- **Problem to work on**
Below are the records; locate each line with the word "JSON" and copy it.

Extracts from a graphics dataset:
_ _ _ _

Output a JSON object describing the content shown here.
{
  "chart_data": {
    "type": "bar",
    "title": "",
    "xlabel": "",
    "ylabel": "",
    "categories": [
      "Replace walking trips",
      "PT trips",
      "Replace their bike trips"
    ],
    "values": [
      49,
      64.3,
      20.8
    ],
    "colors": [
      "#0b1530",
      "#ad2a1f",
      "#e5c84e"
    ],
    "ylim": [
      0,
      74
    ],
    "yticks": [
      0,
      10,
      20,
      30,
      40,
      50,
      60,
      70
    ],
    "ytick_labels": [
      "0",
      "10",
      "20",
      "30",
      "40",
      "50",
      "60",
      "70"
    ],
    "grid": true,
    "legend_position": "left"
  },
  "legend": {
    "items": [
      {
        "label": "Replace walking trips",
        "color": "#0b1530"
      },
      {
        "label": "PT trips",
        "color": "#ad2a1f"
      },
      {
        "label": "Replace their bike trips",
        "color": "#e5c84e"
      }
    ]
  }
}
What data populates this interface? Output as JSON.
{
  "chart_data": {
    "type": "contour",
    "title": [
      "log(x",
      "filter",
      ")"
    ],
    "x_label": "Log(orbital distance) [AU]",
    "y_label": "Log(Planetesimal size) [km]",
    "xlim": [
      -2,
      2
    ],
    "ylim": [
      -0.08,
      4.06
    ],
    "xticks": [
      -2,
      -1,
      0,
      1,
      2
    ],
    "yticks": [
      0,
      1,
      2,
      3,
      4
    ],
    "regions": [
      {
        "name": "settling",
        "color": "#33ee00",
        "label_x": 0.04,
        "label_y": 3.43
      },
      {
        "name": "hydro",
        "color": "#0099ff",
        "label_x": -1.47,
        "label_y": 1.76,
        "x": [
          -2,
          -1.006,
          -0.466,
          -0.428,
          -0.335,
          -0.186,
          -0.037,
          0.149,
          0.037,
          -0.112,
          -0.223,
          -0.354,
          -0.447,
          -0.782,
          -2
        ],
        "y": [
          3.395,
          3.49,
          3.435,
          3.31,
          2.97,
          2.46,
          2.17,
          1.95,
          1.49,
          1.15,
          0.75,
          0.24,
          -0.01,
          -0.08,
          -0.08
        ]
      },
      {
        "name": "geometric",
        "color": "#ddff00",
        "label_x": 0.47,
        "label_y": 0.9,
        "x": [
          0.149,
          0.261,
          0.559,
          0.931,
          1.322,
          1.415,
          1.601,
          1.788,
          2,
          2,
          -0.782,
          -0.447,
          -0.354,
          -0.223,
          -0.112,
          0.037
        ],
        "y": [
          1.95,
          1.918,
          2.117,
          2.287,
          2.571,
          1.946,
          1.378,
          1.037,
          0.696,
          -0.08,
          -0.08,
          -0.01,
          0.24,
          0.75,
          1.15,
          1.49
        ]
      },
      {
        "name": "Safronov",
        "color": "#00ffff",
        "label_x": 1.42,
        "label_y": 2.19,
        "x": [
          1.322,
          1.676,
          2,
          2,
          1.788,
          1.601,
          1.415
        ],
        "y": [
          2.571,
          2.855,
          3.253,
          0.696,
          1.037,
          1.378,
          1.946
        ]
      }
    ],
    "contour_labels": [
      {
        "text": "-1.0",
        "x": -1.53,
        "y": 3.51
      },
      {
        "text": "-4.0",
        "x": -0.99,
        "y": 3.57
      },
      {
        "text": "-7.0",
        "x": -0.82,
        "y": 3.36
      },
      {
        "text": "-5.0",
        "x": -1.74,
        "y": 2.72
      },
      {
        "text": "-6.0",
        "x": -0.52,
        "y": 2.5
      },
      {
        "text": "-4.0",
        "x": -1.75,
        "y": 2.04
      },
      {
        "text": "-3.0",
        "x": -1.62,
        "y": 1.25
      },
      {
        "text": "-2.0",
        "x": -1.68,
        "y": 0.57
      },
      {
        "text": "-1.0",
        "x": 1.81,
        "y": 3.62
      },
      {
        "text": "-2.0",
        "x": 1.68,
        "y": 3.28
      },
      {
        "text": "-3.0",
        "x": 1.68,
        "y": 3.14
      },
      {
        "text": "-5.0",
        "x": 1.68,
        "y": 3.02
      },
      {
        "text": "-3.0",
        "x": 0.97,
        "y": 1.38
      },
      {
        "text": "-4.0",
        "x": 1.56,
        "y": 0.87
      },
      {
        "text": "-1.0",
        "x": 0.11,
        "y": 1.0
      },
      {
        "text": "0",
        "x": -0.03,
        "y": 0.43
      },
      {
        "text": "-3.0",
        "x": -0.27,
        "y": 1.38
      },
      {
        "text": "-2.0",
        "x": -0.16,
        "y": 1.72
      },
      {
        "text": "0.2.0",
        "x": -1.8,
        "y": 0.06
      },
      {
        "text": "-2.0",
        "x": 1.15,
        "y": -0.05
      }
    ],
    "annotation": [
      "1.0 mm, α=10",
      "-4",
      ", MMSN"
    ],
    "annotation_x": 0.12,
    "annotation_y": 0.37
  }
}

_ _ _ _

- **Answer for this exercise**
Output a JSON object describing the content shown here.
What data populates this interface? Output as JSON.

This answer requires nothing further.